#### Task prompt
Leave out the pictures and transcribe the rest of the records exactly.

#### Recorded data
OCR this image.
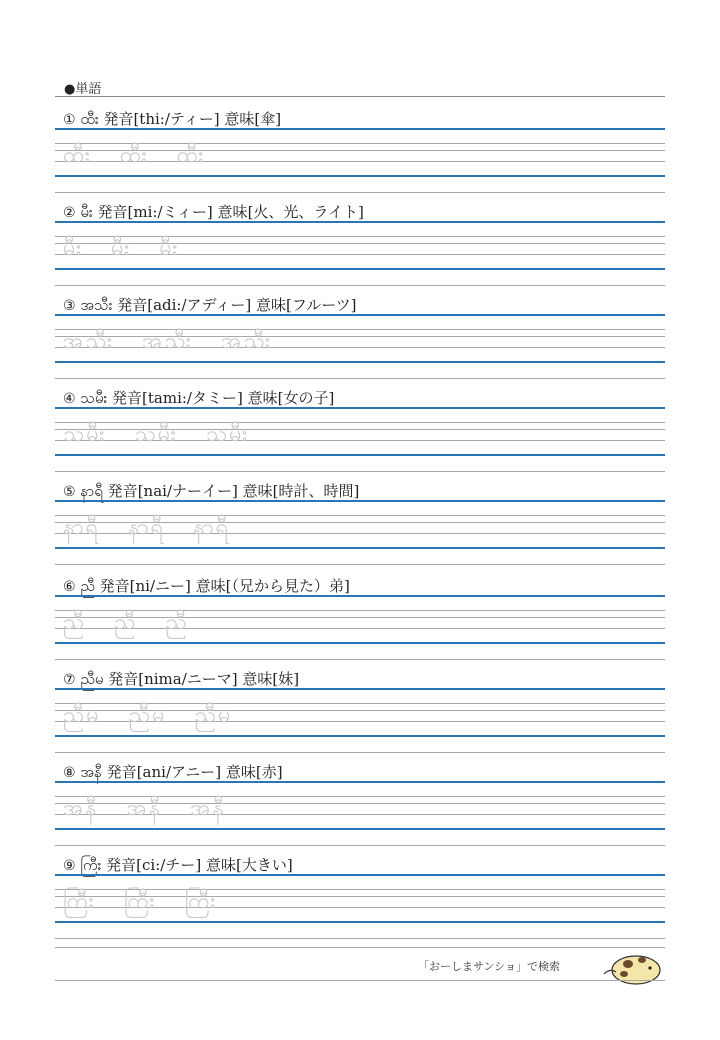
●単語
① ထီး 発音[thi:/ティー] 意味[傘]
ထီး ထီး ထီး
② မီး 発音[mi:/ミィー] 意味[火、光、ライト]
မီး မီး မီး
③ အသီး 発音[adi:/アディー] 意味[フルーツ]
အသီး အသီး အသီး
④ သမီး 発音[tami:/タミー] 意味[女の子]
သမီး သမီး သမီး
⑤ နာရီ 発音[nai/ナーイー] 意味[時計、時間]
နာရီ နာရီ နာရီ
⑥ ညီ 発音[ni/ニー] 意味[（兄から見た）弟]
ညီ ညီ ညီ
⑦ ညီမ 発音[nima/ニーマ] 意味[妹]
ညီမ ညီမ ညီမ
⑧ အနီ 発音[ani/アニー] 意味[赤]
အနီ အနီ အနီ
⑨ ကြီး 発音[ci:/チー] 意味[大きい]
ကြီး ကြီး ကြီး
「おーしまサンショ」で検索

#### Solution for this exercise
OCR this image.
●単語
① ထီး 発音[thi:/ティー] 意味[傘]
ထီး ထီး ထီး
② မီး 発音[mi:/ミィー] 意味[火、光、ライト]
မီး မီး မီး
③ အသီး 発音[adi:/アディー] 意味[フルーツ]
အသီး အသီး အသီး
④ သမီး 発音[tami:/タミー] 意味[女の子]
သမီး သမီး သမီး
⑤ နာရီ 発音[nai/ナーイー] 意味[時計、時間]
နာရီ နာရီ နာရီ
⑥ ညီ 発音[ni/ニー] 意味[（兄から見た）弟]
ညီ ညီ ညီ
⑦ ညီမ 発音[nima/ニーマ] 意味[妹]
ညီမ ညီမ ညီမ
⑧ အနီ 発音[ani/アニー] 意味[赤]
အနီ အနီ အနီ
⑨ ကြီး 発音[ci:/チー] 意味[大きい]
ကြီး ကြီး ကြီး
「おーしまサンショ」で検索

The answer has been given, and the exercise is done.